Saved entries
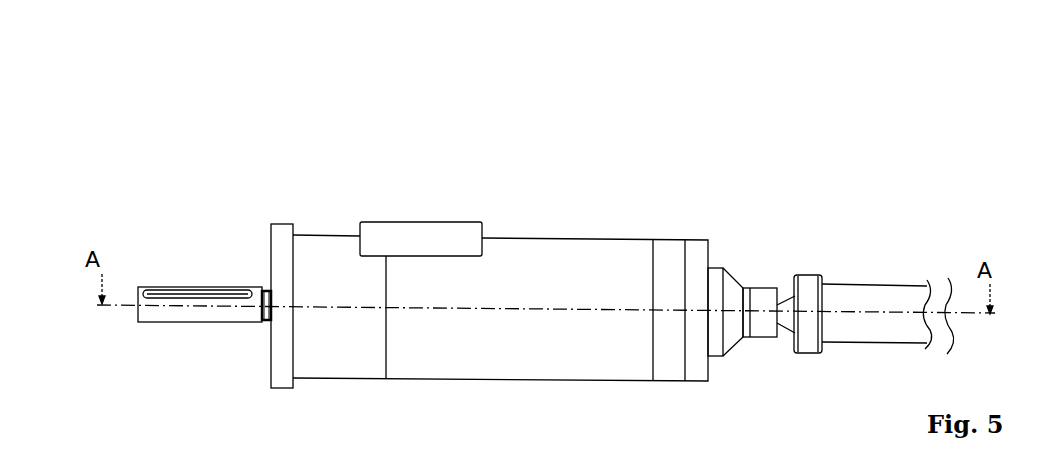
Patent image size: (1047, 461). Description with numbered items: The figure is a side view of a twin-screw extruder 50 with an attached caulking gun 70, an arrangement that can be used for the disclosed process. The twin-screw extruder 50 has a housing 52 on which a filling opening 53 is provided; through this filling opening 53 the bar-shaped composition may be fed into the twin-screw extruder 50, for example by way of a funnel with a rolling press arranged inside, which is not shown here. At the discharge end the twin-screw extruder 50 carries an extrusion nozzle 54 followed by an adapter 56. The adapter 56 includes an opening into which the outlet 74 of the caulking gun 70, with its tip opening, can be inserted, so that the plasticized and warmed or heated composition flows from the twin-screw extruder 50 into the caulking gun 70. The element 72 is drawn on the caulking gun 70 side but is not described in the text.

The twin-screw extruder 50 is at (504, 118).
The housing 52 is at (532, 238).
The filling opening 53 is at (415, 216).
The extrusion nozzle 54 is at (715, 280).
The adapter 56 is at (768, 332).
The caulking gun 70 is at (901, 258).
The shaft 72 is at (867, 337).
The outlet 74 is at (810, 280).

- JOB
Can you format every text line in the entries above as a JSON list of strings, one string per line, with blank lines and the pictures left out?

- EXPECTED ANSWER
[
  "Patent image size: (1047, 461). Description with numbered items: The figure is a side view of a twin-screw extruder 50 with an attached caulking gun 70, an arrangement that can be used for the disclosed process. The twin-screw extruder 50 has a housing 52 on which a filling opening 53 is provided; through this filling opening 53 the bar-shaped composition may be fed into the twin-screw extruder 50, for example by way of a funnel with a rolling press arranged inside, which is not shown here. At the discharge end the twin-screw extruder 50 carries an extrusion nozzle 54 followed by an adapter 56. The adapter 56 includes an opening into which the outlet 74 of the caulking gun 70, with its tip opening, can be inserted, so that the plasticized and warmed or heated composition flows from the twin-screw extruder 50 into the caulking gun 70. The element 72 is drawn on the caulking gun 70 side but is not described in the text.",
  "The twin-screw extruder 50 is at (504, 118).",
  "The housing 52 is at (532, 238).",
  "The filling opening 53 is at (415, 216).",
  "The extrusion nozzle 54 is at (715, 280).",
  "The adapter 56 is at (768, 332).",
  "The caulking gun 70 is at (901, 258).",
  "The shaft 72 is at (867, 337).",
  "The outlet 74 is at (810, 280)."
]